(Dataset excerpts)
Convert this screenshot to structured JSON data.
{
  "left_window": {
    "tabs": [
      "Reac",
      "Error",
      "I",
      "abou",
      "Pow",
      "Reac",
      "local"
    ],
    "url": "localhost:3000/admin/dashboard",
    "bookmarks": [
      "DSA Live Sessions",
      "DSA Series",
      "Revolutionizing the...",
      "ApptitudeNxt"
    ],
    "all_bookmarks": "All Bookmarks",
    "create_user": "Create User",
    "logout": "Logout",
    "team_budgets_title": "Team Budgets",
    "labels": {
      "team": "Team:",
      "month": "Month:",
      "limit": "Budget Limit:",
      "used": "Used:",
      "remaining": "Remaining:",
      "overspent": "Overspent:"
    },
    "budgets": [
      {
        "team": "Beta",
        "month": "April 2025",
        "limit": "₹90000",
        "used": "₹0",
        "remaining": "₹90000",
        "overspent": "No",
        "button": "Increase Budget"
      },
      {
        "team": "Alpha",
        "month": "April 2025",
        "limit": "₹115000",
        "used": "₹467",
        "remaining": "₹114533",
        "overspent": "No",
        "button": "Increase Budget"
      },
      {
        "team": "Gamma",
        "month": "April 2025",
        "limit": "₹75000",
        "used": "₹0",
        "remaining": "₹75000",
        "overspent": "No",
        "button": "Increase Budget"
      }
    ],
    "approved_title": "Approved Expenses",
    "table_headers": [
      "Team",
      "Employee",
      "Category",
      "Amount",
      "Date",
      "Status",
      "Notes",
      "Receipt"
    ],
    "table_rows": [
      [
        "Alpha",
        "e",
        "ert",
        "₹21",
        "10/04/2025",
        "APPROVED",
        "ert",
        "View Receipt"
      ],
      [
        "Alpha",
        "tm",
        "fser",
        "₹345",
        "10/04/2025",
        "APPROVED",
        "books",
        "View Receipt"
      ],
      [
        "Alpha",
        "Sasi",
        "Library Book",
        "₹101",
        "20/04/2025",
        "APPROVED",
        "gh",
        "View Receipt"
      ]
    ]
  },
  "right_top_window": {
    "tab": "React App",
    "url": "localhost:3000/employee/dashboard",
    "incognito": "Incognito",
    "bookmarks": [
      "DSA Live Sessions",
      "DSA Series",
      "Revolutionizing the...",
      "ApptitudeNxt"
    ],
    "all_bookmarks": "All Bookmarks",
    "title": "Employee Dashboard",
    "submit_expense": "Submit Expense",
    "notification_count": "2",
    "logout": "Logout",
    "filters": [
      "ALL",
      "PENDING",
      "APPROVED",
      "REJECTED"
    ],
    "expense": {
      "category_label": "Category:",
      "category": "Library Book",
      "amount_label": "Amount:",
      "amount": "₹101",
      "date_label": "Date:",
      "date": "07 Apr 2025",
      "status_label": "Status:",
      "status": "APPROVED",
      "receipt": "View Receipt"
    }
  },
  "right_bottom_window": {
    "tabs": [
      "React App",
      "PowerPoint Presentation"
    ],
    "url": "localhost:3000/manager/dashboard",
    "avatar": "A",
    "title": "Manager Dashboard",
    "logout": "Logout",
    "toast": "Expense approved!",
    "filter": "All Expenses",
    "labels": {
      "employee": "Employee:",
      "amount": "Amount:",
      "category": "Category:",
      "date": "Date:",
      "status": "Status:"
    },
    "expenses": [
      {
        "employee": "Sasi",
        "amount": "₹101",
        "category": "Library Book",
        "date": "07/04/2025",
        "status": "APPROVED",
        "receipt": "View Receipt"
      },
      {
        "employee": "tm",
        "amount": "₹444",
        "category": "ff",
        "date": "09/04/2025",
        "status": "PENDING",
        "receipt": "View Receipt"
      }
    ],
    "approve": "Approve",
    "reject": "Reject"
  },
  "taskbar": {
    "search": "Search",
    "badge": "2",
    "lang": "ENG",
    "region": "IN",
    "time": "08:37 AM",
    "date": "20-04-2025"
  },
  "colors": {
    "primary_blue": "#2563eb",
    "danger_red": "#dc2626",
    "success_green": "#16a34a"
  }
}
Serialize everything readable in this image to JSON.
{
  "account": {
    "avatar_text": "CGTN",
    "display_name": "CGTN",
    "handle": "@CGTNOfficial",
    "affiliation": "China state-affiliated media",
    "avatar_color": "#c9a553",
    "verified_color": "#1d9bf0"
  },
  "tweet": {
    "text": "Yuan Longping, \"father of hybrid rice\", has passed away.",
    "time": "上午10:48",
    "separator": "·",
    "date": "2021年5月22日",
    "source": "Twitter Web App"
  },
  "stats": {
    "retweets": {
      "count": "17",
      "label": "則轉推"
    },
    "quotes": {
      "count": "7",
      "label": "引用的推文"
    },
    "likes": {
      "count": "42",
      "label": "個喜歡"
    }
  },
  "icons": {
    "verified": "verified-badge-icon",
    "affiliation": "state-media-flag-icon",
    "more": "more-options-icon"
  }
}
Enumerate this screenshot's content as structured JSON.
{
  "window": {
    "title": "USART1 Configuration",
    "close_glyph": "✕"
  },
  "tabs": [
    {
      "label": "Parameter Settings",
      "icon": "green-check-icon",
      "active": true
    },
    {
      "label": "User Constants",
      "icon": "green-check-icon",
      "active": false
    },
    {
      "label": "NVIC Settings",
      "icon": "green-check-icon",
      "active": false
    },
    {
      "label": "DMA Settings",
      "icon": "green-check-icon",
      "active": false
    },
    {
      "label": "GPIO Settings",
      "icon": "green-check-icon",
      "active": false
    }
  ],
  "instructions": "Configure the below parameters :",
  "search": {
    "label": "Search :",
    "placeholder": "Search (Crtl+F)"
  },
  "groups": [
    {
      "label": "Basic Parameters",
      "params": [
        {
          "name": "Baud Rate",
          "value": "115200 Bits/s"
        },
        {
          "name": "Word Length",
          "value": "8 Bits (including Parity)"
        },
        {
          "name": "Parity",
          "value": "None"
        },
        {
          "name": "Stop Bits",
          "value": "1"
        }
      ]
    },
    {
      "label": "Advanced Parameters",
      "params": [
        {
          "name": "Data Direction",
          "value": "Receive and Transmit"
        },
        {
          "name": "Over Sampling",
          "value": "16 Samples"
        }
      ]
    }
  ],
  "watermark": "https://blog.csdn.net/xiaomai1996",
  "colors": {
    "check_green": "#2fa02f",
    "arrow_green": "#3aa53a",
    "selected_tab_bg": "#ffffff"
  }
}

## Required work
Transcribe the full listing above without leaving anything out.

## Final answer
Convert this screenshot to structured JSON data.
{
  "left_window": {
    "tabs": [
      "Reac",
      "Error",
      "I",
      "abou",
      "Pow",
      "Reac",
      "local"
    ],
    "url": "localhost:3000/admin/dashboard",
    "bookmarks": [
      "DSA Live Sessions",
      "DSA Series",
      "Revolutionizing the...",
      "ApptitudeNxt"
    ],
    "all_bookmarks": "All Bookmarks",
    "create_user": "Create User",
    "logout": "Logout",
    "team_budgets_title": "Team Budgets",
    "labels": {
      "team": "Team:",
      "month": "Month:",
      "limit": "Budget Limit:",
      "used": "Used:",
      "remaining": "Remaining:",
      "overspent": "Overspent:"
    },
    "budgets": [
      {
        "team": "Beta",
        "month": "April 2025",
        "limit": "₹90000",
        "used": "₹0",
        "remaining": "₹90000",
        "overspent": "No",
        "button": "Increase Budget"
      },
      {
        "team": "Alpha",
        "month": "April 2025",
        "limit": "₹115000",
        "used": "₹467",
        "remaining": "₹114533",
        "overspent": "No",
        "button": "Increase Budget"
      },
      {
        "team": "Gamma",
        "month": "April 2025",
        "limit": "₹75000",
        "used": "₹0",
        "remaining": "₹75000",
        "overspent": "No",
        "button": "Increase Budget"
      }
    ],
    "approved_title": "Approved Expenses",
    "table_headers": [
      "Team",
      "Employee",
      "Category",
      "Amount",
      "Date",
      "Status",
      "Notes",
      "Receipt"
    ],
    "table_rows": [
      [
        "Alpha",
        "e",
        "ert",
        "₹21",
        "10/04/2025",
        "APPROVED",
        "ert",
        "View Receipt"
      ],
      [
        "Alpha",
        "tm",
        "fser",
        "₹345",
        "10/04/2025",
        "APPROVED",
        "books",
        "View Receipt"
      ],
      [
        "Alpha",
        "Sasi",
        "Library Book",
        "₹101",
        "20/04/2025",
        "APPROVED",
        "gh",
        "View Receipt"
      ]
    ]
  },
  "right_top_window": {
    "tab": "React App",
    "url": "localhost:3000/employee/dashboard",
    "incognito": "Incognito",
    "bookmarks": [
      "DSA Live Sessions",
      "DSA Series",
      "Revolutionizing the...",
      "ApptitudeNxt"
    ],
    "all_bookmarks": "All Bookmarks",
    "title": "Employee Dashboard",
    "submit_expense": "Submit Expense",
    "notification_count": "2",
    "logout": "Logout",
    "filters": [
      "ALL",
      "PENDING",
      "APPROVED",
      "REJECTED"
    ],
    "expense": {
      "category_label": "Category:",
      "category": "Library Book",
      "amount_label": "Amount:",
      "amount": "₹101",
      "date_label": "Date:",
      "date": "07 Apr 2025",
      "status_label": "Status:",
      "status": "APPROVED",
      "receipt": "View Receipt"
    }
  },
  "right_bottom_window": {
    "tabs": [
      "React App",
      "PowerPoint Presentation"
    ],
    "url": "localhost:3000/manager/dashboard",
    "avatar": "A",
    "title": "Manager Dashboard",
    "logout": "Logout",
    "toast": "Expense approved!",
    "filter": "All Expenses",
    "labels": {
      "employee": "Employee:",
      "amount": "Amount:",
      "category": "Category:",
      "date": "Date:",
      "status": "Status:"
    },
    "expenses": [
      {
        "employee": "Sasi",
        "amount": "₹101",
        "category": "Library Book",
        "date": "07/04/2025",
        "status": "APPROVED",
        "receipt": "View Receipt"
      },
      {
        "employee": "tm",
        "amount": "₹444",
        "category": "ff",
        "date": "09/04/2025",
        "status": "PENDING",
        "receipt": "View Receipt"
      }
    ],
    "approve": "Approve",
    "reject": "Reject"
  },
  "taskbar": {
    "search": "Search",
    "badge": "2",
    "lang": "ENG",
    "region": "IN",
    "time": "08:37 AM",
    "date": "20-04-2025"
  },
  "colors": {
    "primary_blue": "#2563eb",
    "danger_red": "#dc2626",
    "success_green": "#16a34a"
  }
}
Serialize everything readable in this image to JSON.
{
  "account": {
    "avatar_text": "CGTN",
    "display_name": "CGTN",
    "handle": "@CGTNOfficial",
    "affiliation": "China state-affiliated media",
    "avatar_color": "#c9a553",
    "verified_color": "#1d9bf0"
  },
  "tweet": {
    "text": "Yuan Longping, \"father of hybrid rice\", has passed away.",
    "time": "上午10:48",
    "separator": "·",
    "date": "2021年5月22日",
    "source": "Twitter Web App"
  },
  "stats": {
    "retweets": {
      "count": "17",
      "label": "則轉推"
    },
    "quotes": {
      "count": "7",
      "label": "引用的推文"
    },
    "likes": {
      "count": "42",
      "label": "個喜歡"
    }
  },
  "icons": {
    "verified": "verified-badge-icon",
    "affiliation": "state-media-flag-icon",
    "more": "more-options-icon"
  }
}
Enumerate this screenshot's content as structured JSON.
{
  "window": {
    "title": "USART1 Configuration",
    "close_glyph": "✕"
  },
  "tabs": [
    {
      "label": "Parameter Settings",
      "icon": "green-check-icon",
      "active": true
    },
    {
      "label": "User Constants",
      "icon": "green-check-icon",
      "active": false
    },
    {
      "label": "NVIC Settings",
      "icon": "green-check-icon",
      "active": false
    },
    {
      "label": "DMA Settings",
      "icon": "green-check-icon",
      "active": false
    },
    {
      "label": "GPIO Settings",
      "icon": "green-check-icon",
      "active": false
    }
  ],
  "instructions": "Configure the below parameters :",
  "search": {
    "label": "Search :",
    "placeholder": "Search (Crtl+F)"
  },
  "groups": [
    {
      "label": "Basic Parameters",
      "params": [
        {
          "name": "Baud Rate",
          "value": "115200 Bits/s"
        },
        {
          "name": "Word Length",
          "value": "8 Bits (including Parity)"
        },
        {
          "name": "Parity",
          "value": "None"
        },
        {
          "name": "Stop Bits",
          "value": "1"
        }
      ]
    },
    {
      "label": "Advanced Parameters",
      "params": [
        {
          "name": "Data Direction",
          "value": "Receive and Transmit"
        },
        {
          "name": "Over Sampling",
          "value": "16 Samples"
        }
      ]
    }
  ],
  "watermark": "https://blog.csdn.net/xiaomai1996",
  "colors": {
    "check_green": "#2fa02f",
    "arrow_green": "#3aa53a",
    "selected_tab_bg": "#ffffff"
  }
}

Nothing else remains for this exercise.